WORK TO COMPLETE
Tell how many lines in the data below include the word "from". The answer is the number only.
-- RECORD SET start --
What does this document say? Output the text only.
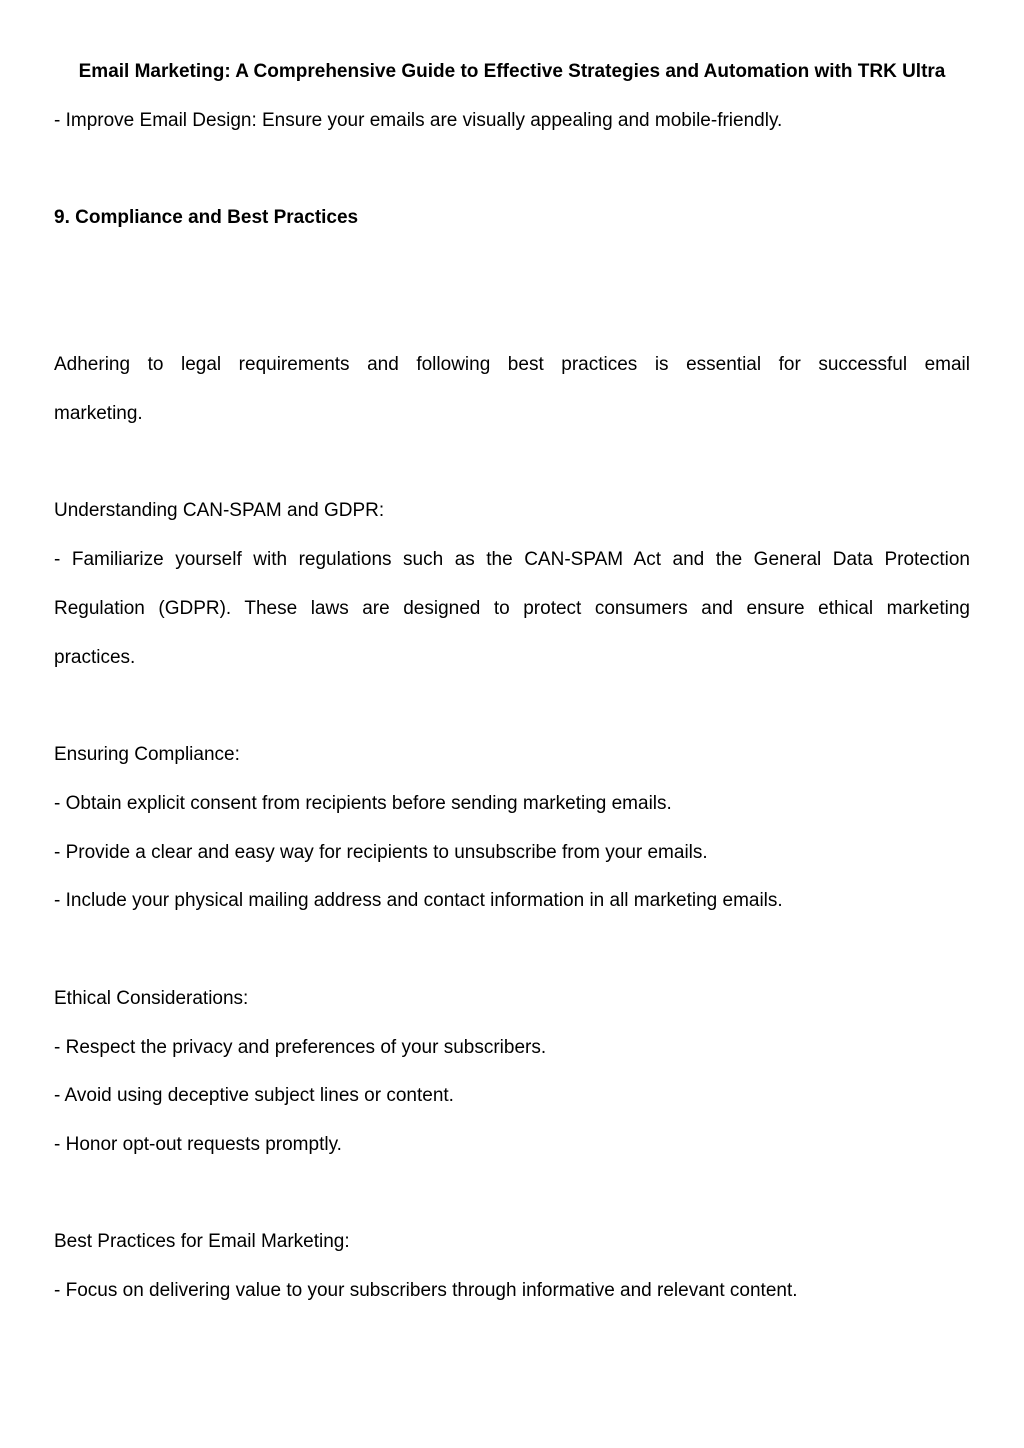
Email Marketing: A Comprehensive Guide to Effective Strategies and Automation with TRK Ultra

- Improve Email Design: Ensure your emails are visually appealing and mobile-friendly.

9. Compliance and Best Practices

Adhering to legal requirements and following best practices is essential for successful email

marketing.

Understanding CAN-SPAM and GDPR:

- Familiarize yourself with regulations such as the CAN-SPAM Act and the General Data Protection

Regulation (GDPR). These laws are designed to protect consumers and ensure ethical marketing

practices.

Ensuring Compliance:

- Obtain explicit consent from recipients before sending marketing emails.

- Provide a clear and easy way for recipients to unsubscribe from your emails.

- Include your physical mailing address and contact information in all marketing emails.

Ethical Considerations:

- Respect the privacy and preferences of your subscribers.

- Avoid using deceptive subject lines or content.

- Honor opt-out requests promptly.

Best Practices for Email Marketing:

- Focus on delivering value to your subscribers through informative and relevant content.
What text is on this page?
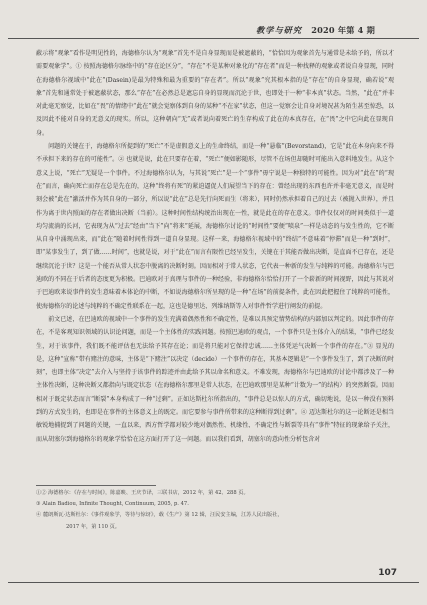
教学与研究 2020 年第 4 期

蔽示将“观象”看作是明见性的，海德格尔认为“观象”首先不是自身显现而是被遮蔽的，“恰恰因为观象首先与通常是未给予的，所以才需要观象学”。① 按照海德格尔脉络中的“存在论区分”，“存在”不是某种对象化的“存在者”而是一种找释的观象或者说自身显现，同时在海德格尔视域中“此在”(Dasein)是最为特殊和最为重要的“存在者”。所以“观象”究其根本指的是“存在”的自身显现，确若说“观象”首先和通常处于被遮蔽状态，那么“存在”在必然总是遮忘自身的显现而沉沦于世，也即处于一种“非本真”状态。当然，“此在”并非对此毫无察觉，比如在“畏”的情绪中“此在”就会觉察体到自身的某种“不在家”状态，但这一觉察会让自身对境况甚为陌生甚至惊恐，以及因此不能对自身的无意义的现实。所以，这种朝向“无”或者说向着死亡的生存构成了此在的本真存在，在“畏”之中它向此在显现自身。

问题的关键在于，海德格尔所提到的“死亡”不是虚假意义上的生命终结，而是一种“悬临”(Bevorstand)，它是“此在本身向来不得不承担下来的存在的可能性”。② 也就是说，此在只要存在着，“死亡”便如影随形，尽管不在场但却随时可能出入意料地发生。从这个意义上说，“死亡”无疑是一个事件。不过海德格尔认为，与其说“死亡”是一个“事件”毋宁说是一种独特的可能性。因为对“此在”的“现在”而言，确向死亡而存在总是先在的，这种“终将有死”的紧迫逼促人们展望当下的存在：曾经出现的东西也许并非毫无意义，而是时刻会被“此在”激活并作为其自身的一部分，所以说“此在”总是先行向死而生（将来），同时仍然承担着自己的过去（被抛入世界），并且作为离于世内照面的存在者做出决断（当前）。这种时间性结构统治出现在一性，就是此在的存在意义。事件仅仅对的时间类似于一道均匀流淌的长河，它表现为从“过去”经由“当下”向“将来”延展，海德格尔讨论的“时间性”要便“喷泉”一样是动态的与发生性的，它不断从自身中涌现出来，而“此在”随着时间性得到一道自身显现。这样一来，海德格尔视域中的“终结”不意味着“停滞”而是一种“到时”，即“某事发生了，到了做……时间”，也就是说，对于“此在”而言有限性已经呈发生，关键在于其能否做出决断，是直面不已存在，还是继续沉沦于世？这是一个能否从常人状态中脱离的决断时刻。因而相对于常人状态，它代表一种新的发生与纯粹的可能。海德格尔与巴迪欧的不同在于后者的态度更为积极。巴迪欧对于真理与事件的一种经验，非海德格尔恰恰打开了一个崭新的时间视野，因此与其说对于巴迪欧来说事件的发生意味着本体论的中断，不如说海德格尔所呈现的是一种“在场”的前提条件，此在因此把握住了纯粹的可能性，使海德格尔的论述与纯粹的不确定性联系在一起，这也是德里达、列维纳斯等人对事件哲学进行阐发的前提。

前文已述，在巴迪欧的视域中一个事件的发生充满着偶然性和不确定性，是难以具预定情势结构的内部加以判定的。因此事件的存在，不是客观知识领域的认识论问题，而是一个主体性的实践问题。按照巴迪欧的观点，一个事件只是主体介入的结果，“事件已经发生，对于该事件，我们既不能评估也无法给予其存在论；而是将只能对它保持忠诚……主体凭运气决断一个事件的存在。”③ 显见的是，这种“宣称”带有赌注的意味，主体是“下赌注”以决定（decide）一个事件的存在，其基本逻辑是“一个事件发生了，到了决断的时刻”，也即主体“决定”去介入与坚持于该事件的踪迹并由此给予其以命名和意义。不难发现，海德格尔与巴迪欧的讨论中都涉及了一种主体性决断，这种决断又都指向与既定状态（在海德格尔那里是常人状态，在巴迪欧那里是某种“计数为一”的结构）的突然断裂。因而相对于既定状态而言“断裂”本身构成了一种“过剩”。正如达斯杜尔所指出的，“事件总是以惊人的方式，确切地说，是以一种没有预料到的方式发生的，也即是在事件的主体意义上的既定。而它要参与事件所带来的这种断得到过剩”。④ 迈达斯杜尔的这一论断还是相当敏锐地捕捉到了问题的关键，一直以来，西方哲学都对较少地对偶然性、机缘性、不确定性与断裂等具有“事件”特征的现象给予关注，而从胡塞尔到海德格尔的观象学恰恰在这方面打开了这一问题。而以我们看到，胡塞尔的意向性分析包含对

①② 海德格尔：《存在与时间》，陈嘉映、王庆节译，三联书店，2012 年，第 42、288 页。

③ Alain Badiou, Infinite Thought, Continuum, 2005, p. 47.

④ 麓朗斯瓦·达斯杜尔：《事件观象学，等待与惊讶》，载《生产》第 12 辑，汪民安主编，江苏人民出版社，

2017 年，第 110 页。

107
-- RECORD SET end --
ANSWER IN FULL
2